(Dataset records)
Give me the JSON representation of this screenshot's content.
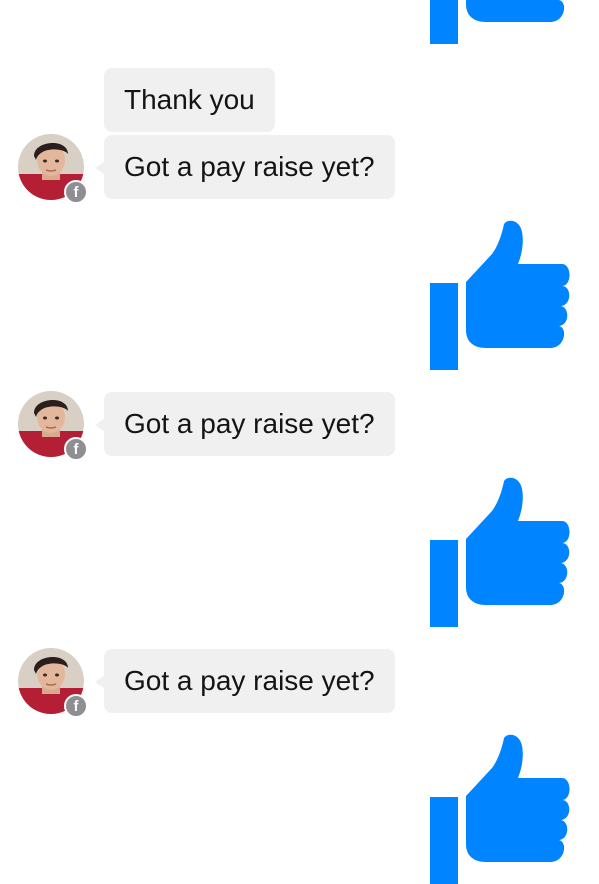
{
  "thread": {
    "accent_color": "#0084ff",
    "bubble_color": "#f1f0f0",
    "messages": [
      {
        "type": "like",
        "sender": "self"
      },
      {
        "type": "text",
        "sender": "contact",
        "text": "Thank you"
      },
      {
        "type": "text",
        "sender": "contact",
        "text": "Got a pay raise yet?"
      },
      {
        "type": "like",
        "sender": "self"
      },
      {
        "type": "text",
        "sender": "contact",
        "text": "Got a pay raise yet?"
      },
      {
        "type": "like",
        "sender": "self"
      },
      {
        "type": "text",
        "sender": "contact",
        "text": "Got a pay raise yet?"
      },
      {
        "type": "like",
        "sender": "self"
      }
    ],
    "avatar_badge_icon": "facebook-icon",
    "avatar_badge_glyph": "f",
    "like_icon": "thumbs-up-icon"
  }
}
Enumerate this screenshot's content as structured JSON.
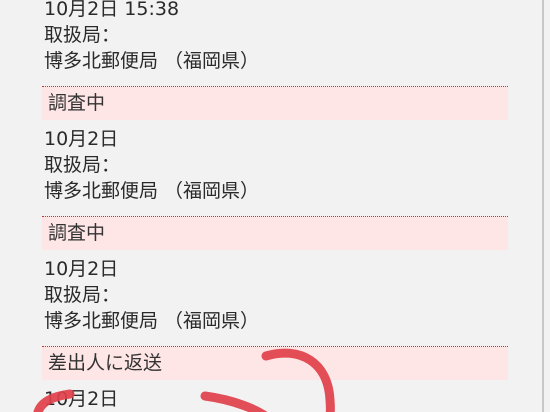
{
  "entries": [
    {
      "status": "",
      "date": "10月2日 15:38",
      "office_label": "取扱局：",
      "office": "博多北郵便局 （福岡県）"
    },
    {
      "status": "調査中",
      "date": "10月2日",
      "office_label": "取扱局：",
      "office": "博多北郵便局 （福岡県）"
    },
    {
      "status": "調査中",
      "date": "10月2日",
      "office_label": "取扱局：",
      "office": "博多北郵便局 （福岡県）"
    },
    {
      "status": "差出人に返送",
      "date": "10月2日",
      "office_label": "",
      "office": ""
    }
  ],
  "colors": {
    "status_bg": "#ffe6e6",
    "status_border": "#c0392b",
    "annotation_stroke": "#e0404a"
  }
}
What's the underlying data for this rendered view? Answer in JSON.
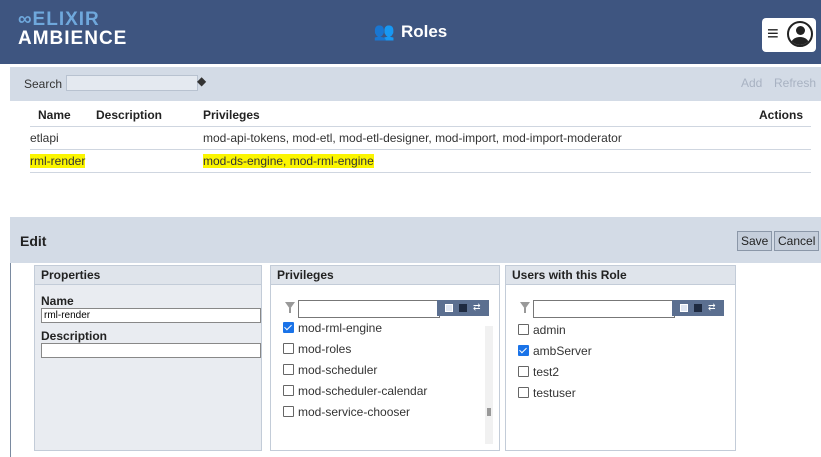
{
  "header": {
    "logo_line1": "ELIXIR",
    "logo_line2": "AMBIENCE",
    "title": "Roles",
    "menu_glyph": "≡"
  },
  "search": {
    "label": "Search",
    "value": "",
    "add_label": "Add",
    "refresh_label": "Refresh"
  },
  "roles_table": {
    "columns": [
      "Name",
      "Description",
      "Privileges",
      "Actions"
    ],
    "rows": [
      {
        "name": "etlapi",
        "description": "",
        "privileges": "mod-api-tokens, mod-etl, mod-etl-designer, mod-import, mod-import-moderator"
      },
      {
        "name": "rml-render",
        "description": "",
        "privileges": "mod-ds-engine, mod-rml-engine"
      }
    ]
  },
  "edit": {
    "label": "Edit",
    "save_label": "Save",
    "cancel_label": "Cancel",
    "properties": {
      "header": "Properties",
      "name_label": "Name",
      "name_value": "rml-render",
      "description_label": "Description",
      "description_value": ""
    },
    "privileges": {
      "header": "Privileges",
      "items": [
        {
          "label": "mod-rml-engine",
          "checked": true
        },
        {
          "label": "mod-roles",
          "checked": false
        },
        {
          "label": "mod-scheduler",
          "checked": false
        },
        {
          "label": "mod-scheduler-calendar",
          "checked": false
        },
        {
          "label": "mod-service-chooser",
          "checked": false
        }
      ]
    },
    "users": {
      "header": "Users with this Role",
      "items": [
        {
          "label": "admin",
          "checked": false
        },
        {
          "label": "ambServer",
          "checked": true
        },
        {
          "label": "test2",
          "checked": false
        },
        {
          "label": "testuser",
          "checked": false
        }
      ]
    }
  },
  "colors": {
    "topbar": "#3e5580",
    "highlight": "#fbf500",
    "panel_bar": "#d3dbe6"
  }
}
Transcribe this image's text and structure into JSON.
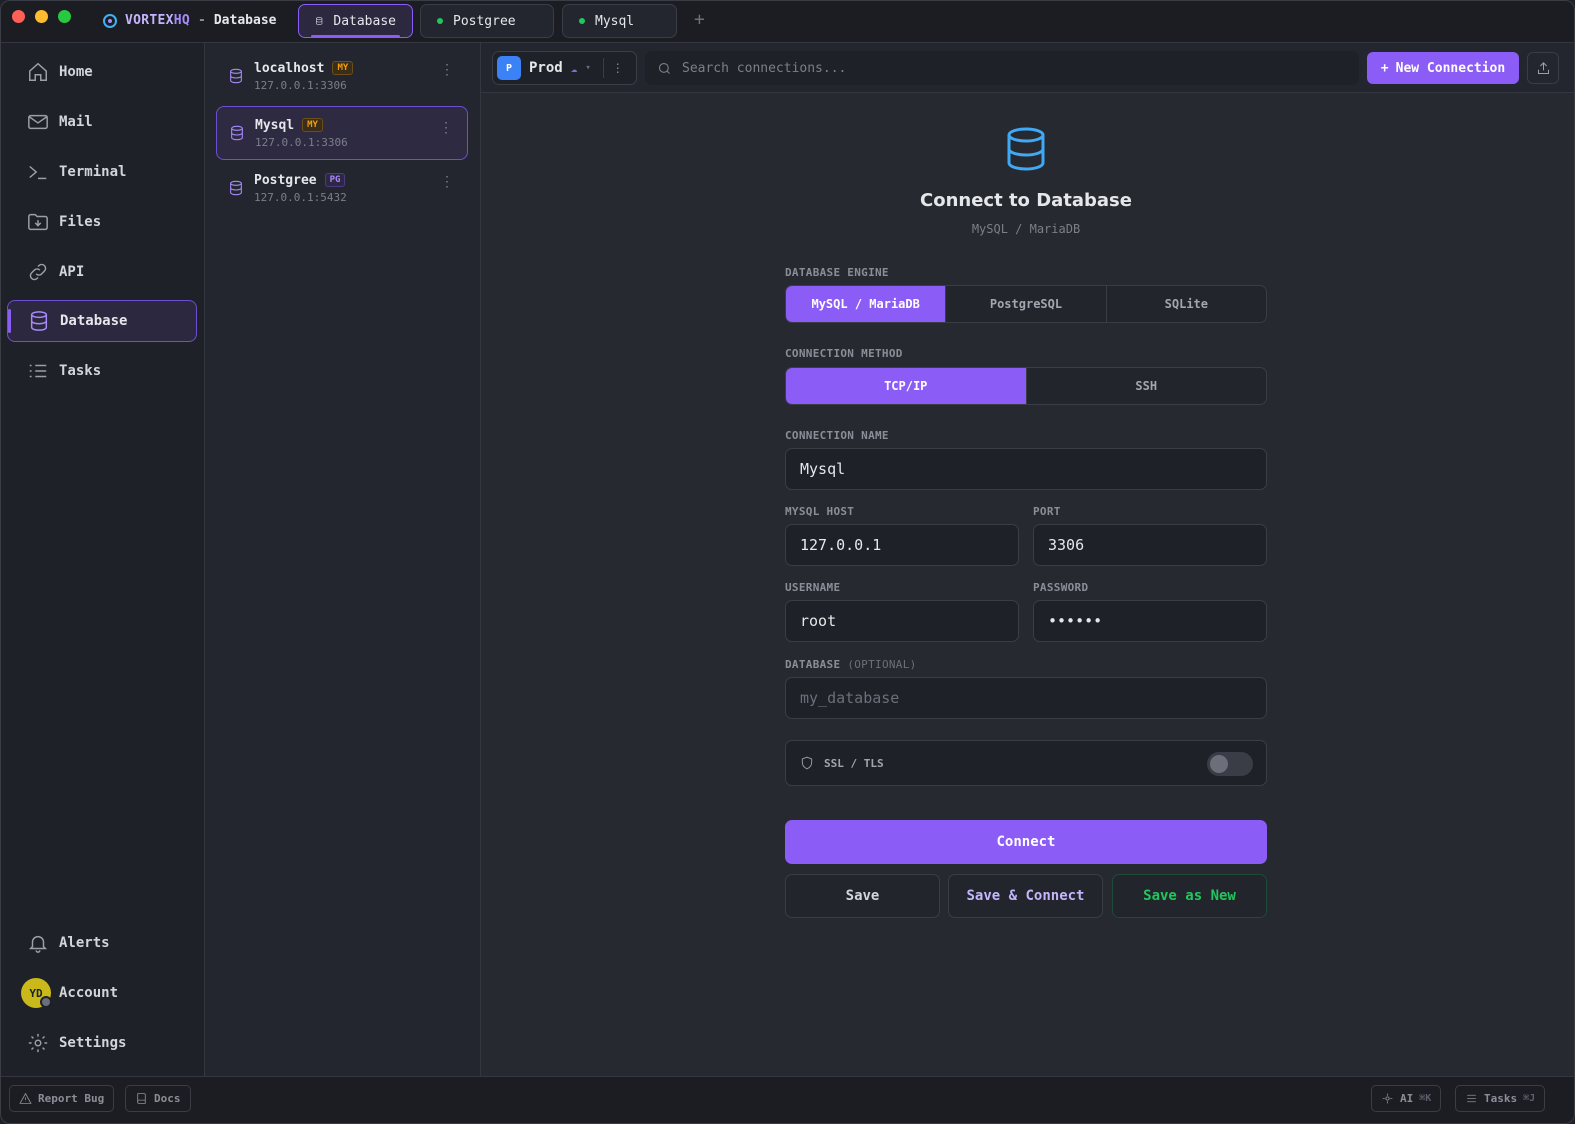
{
  "app": {
    "brand_a": "VORTEX",
    "brand_b": "HQ",
    "separator": "-",
    "window_name": "Database"
  },
  "tabs": [
    {
      "label": "Database"
    },
    {
      "label": "Postgree"
    },
    {
      "label": "Mysql"
    }
  ],
  "sidebar": {
    "items": [
      {
        "label": "Home"
      },
      {
        "label": "Mail"
      },
      {
        "label": "Terminal"
      },
      {
        "label": "Files"
      },
      {
        "label": "API"
      },
      {
        "label": "Database"
      },
      {
        "label": "Tasks"
      }
    ],
    "bottom": [
      {
        "label": "Alerts"
      },
      {
        "label": "Account"
      },
      {
        "label": "Settings"
      }
    ],
    "avatar_initials": "YD"
  },
  "connections": [
    {
      "name": "localhost",
      "badge": "MY",
      "addr": "127.0.0.1:3306"
    },
    {
      "name": "Mysql",
      "badge": "MY",
      "addr": "127.0.0.1:3306"
    },
    {
      "name": "Postgree",
      "badge": "PG",
      "addr": "127.0.0.1:5432"
    }
  ],
  "toolbar": {
    "env_badge": "P",
    "env_name": "Prod",
    "search_placeholder": "Search connections...",
    "new_connection": "New Connection"
  },
  "form": {
    "title": "Connect to Database",
    "subtitle": "MySQL / MariaDB",
    "engine_label": "DATABASE ENGINE",
    "engines": [
      "MySQL / MariaDB",
      "PostgreSQL",
      "SQLite"
    ],
    "method_label": "CONNECTION METHOD",
    "methods": [
      "TCP/IP",
      "SSH"
    ],
    "name_label": "CONNECTION NAME",
    "name_value": "Mysql",
    "host_label": "MYSQL HOST",
    "host_value": "127.0.0.1",
    "port_label": "PORT",
    "port_value": "3306",
    "username_label": "USERNAME",
    "username_value": "root",
    "password_label": "PASSWORD",
    "password_value": "••••••",
    "database_label": "DATABASE",
    "database_optional": "(OPTIONAL)",
    "database_placeholder": "my_database",
    "ssl_label": "SSL / TLS",
    "connect": "Connect",
    "save": "Save",
    "save_connect": "Save & Connect",
    "save_new": "Save as New"
  },
  "bottombar": {
    "report_bug": "Report Bug",
    "docs": "Docs",
    "ai": "AI",
    "ai_kbd": "⌘K",
    "tasks": "Tasks",
    "tasks_kbd": "⌘J"
  },
  "colors": {
    "accent": "#8b5cf6",
    "green": "#22c55e",
    "mysql_badge": "#f59e0b"
  }
}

-- Task directions --
What comes back should match the records exactly, minus any pictures.

-- The completed task --
Give me the JSON representation of this screenshot's content.
{
  "thread": {
    "accent_color": "#0084ff",
    "bubble_color": "#f1f0f0",
    "messages": [
      {
        "type": "like",
        "sender": "self"
      },
      {
        "type": "text",
        "sender": "contact",
        "text": "Thank you"
      },
      {
        "type": "text",
        "sender": "contact",
        "text": "Got a pay raise yet?"
      },
      {
        "type": "like",
        "sender": "self"
      },
      {
        "type": "text",
        "sender": "contact",
        "text": "Got a pay raise yet?"
      },
      {
        "type": "like",
        "sender": "self"
      },
      {
        "type": "text",
        "sender": "contact",
        "text": "Got a pay raise yet?"
      },
      {
        "type": "like",
        "sender": "self"
      }
    ],
    "avatar_badge_icon": "facebook-icon",
    "avatar_badge_glyph": "f",
    "like_icon": "thumbs-up-icon"
  }
}
Enumerate this screenshot's content as structured JSON.
{
  "entries": [
    {
      "status": "",
      "date": "10月2日 15:38",
      "office_label": "取扱局：",
      "office": "博多北郵便局 （福岡県）"
    },
    {
      "status": "調査中",
      "date": "10月2日",
      "office_label": "取扱局：",
      "office": "博多北郵便局 （福岡県）"
    },
    {
      "status": "調査中",
      "date": "10月2日",
      "office_label": "取扱局：",
      "office": "博多北郵便局 （福岡県）"
    },
    {
      "status": "差出人に返送",
      "date": "10月2日",
      "office_label": "",
      "office": ""
    }
  ],
  "colors": {
    "status_bg": "#ffe6e6",
    "status_border": "#c0392b",
    "annotation_stroke": "#e0404a"
  }
}
What's the underlying data for this rendered view? Answer in JSON.
{
  "header": {
    "logo_line1": "ELIXIR",
    "logo_line2": "AMBIENCE",
    "title": "Roles",
    "menu_glyph": "≡"
  },
  "search": {
    "label": "Search",
    "value": "",
    "add_label": "Add",
    "refresh_label": "Refresh"
  },
  "roles_table": {
    "columns": [
      "Name",
      "Description",
      "Privileges",
      "Actions"
    ],
    "rows": [
      {
        "name": "etlapi",
        "description": "",
        "privileges": "mod-api-tokens, mod-etl, mod-etl-designer, mod-import, mod-import-moderator"
      },
      {
        "name": "rml-render",
        "description": "",
        "privileges": "mod-ds-engine, mod-rml-engine"
      }
    ]
  },
  "edit": {
    "label": "Edit",
    "save_label": "Save",
    "cancel_label": "Cancel",
    "properties": {
      "header": "Properties",
      "name_label": "Name",
      "name_value": "rml-render",
      "description_label": "Description",
      "description_value": ""
    },
    "privileges": {
      "header": "Privileges",
      "items": [
        {
          "label": "mod-rml-engine",
          "checked": true
        },
        {
          "label": "mod-roles",
          "checked": false
        },
        {
          "label": "mod-scheduler",
          "checked": false
        },
        {
          "label": "mod-scheduler-calendar",
          "checked": false
        },
        {
          "label": "mod-service-chooser",
          "checked": false
        }
      ]
    },
    "users": {
      "header": "Users with this Role",
      "items": [
        {
          "label": "admin",
          "checked": false
        },
        {
          "label": "ambServer",
          "checked": true
        },
        {
          "label": "test2",
          "checked": false
        },
        {
          "label": "testuser",
          "checked": false
        }
      ]
    }
  },
  "colors": {
    "topbar": "#3e5580",
    "highlight": "#fbf500",
    "panel_bar": "#d3dbe6"
  }
}
Transcribe this image's text and structure into JSON.
{
  "app": {
    "brand_a": "VORTEX",
    "brand_b": "HQ",
    "separator": "-",
    "window_name": "Database"
  },
  "tabs": [
    {
      "label": "Database"
    },
    {
      "label": "Postgree"
    },
    {
      "label": "Mysql"
    }
  ],
  "sidebar": {
    "items": [
      {
        "label": "Home"
      },
      {
        "label": "Mail"
      },
      {
        "label": "Terminal"
      },
      {
        "label": "Files"
      },
      {
        "label": "API"
      },
      {
        "label": "Database"
      },
      {
        "label": "Tasks"
      }
    ],
    "bottom": [
      {
        "label": "Alerts"
      },
      {
        "label": "Account"
      },
      {
        "label": "Settings"
      }
    ],
    "avatar_initials": "YD"
  },
  "connections": [
    {
      "name": "localhost",
      "badge": "MY",
      "addr": "127.0.0.1:3306"
    },
    {
      "name": "Mysql",
      "badge": "MY",
      "addr": "127.0.0.1:3306"
    },
    {
      "name": "Postgree",
      "badge": "PG",
      "addr": "127.0.0.1:5432"
    }
  ],
  "toolbar": {
    "env_badge": "P",
    "env_name": "Prod",
    "search_placeholder": "Search connections...",
    "new_connection": "New Connection"
  },
  "form": {
    "title": "Connect to Database",
    "subtitle": "MySQL / MariaDB",
    "engine_label": "DATABASE ENGINE",
    "engines": [
      "MySQL / MariaDB",
      "PostgreSQL",
      "SQLite"
    ],
    "method_label": "CONNECTION METHOD",
    "methods": [
      "TCP/IP",
      "SSH"
    ],
    "name_label": "CONNECTION NAME",
    "name_value": "Mysql",
    "host_label": "MYSQL HOST",
    "host_value": "127.0.0.1",
    "port_label": "PORT",
    "port_value": "3306",
    "username_label": "USERNAME",
    "username_value": "root",
    "password_label": "PASSWORD",
    "password_value": "••••••",
    "database_label": "DATABASE",
    "database_optional": "(OPTIONAL)",
    "database_placeholder": "my_database",
    "ssl_label": "SSL / TLS",
    "connect": "Connect",
    "save": "Save",
    "save_connect": "Save & Connect",
    "save_new": "Save as New"
  },
  "bottombar": {
    "report_bug": "Report Bug",
    "docs": "Docs",
    "ai": "AI",
    "ai_kbd": "⌘K",
    "tasks": "Tasks",
    "tasks_kbd": "⌘J"
  },
  "colors": {
    "accent": "#8b5cf6",
    "green": "#22c55e",
    "mysql_badge": "#f59e0b"
  }
}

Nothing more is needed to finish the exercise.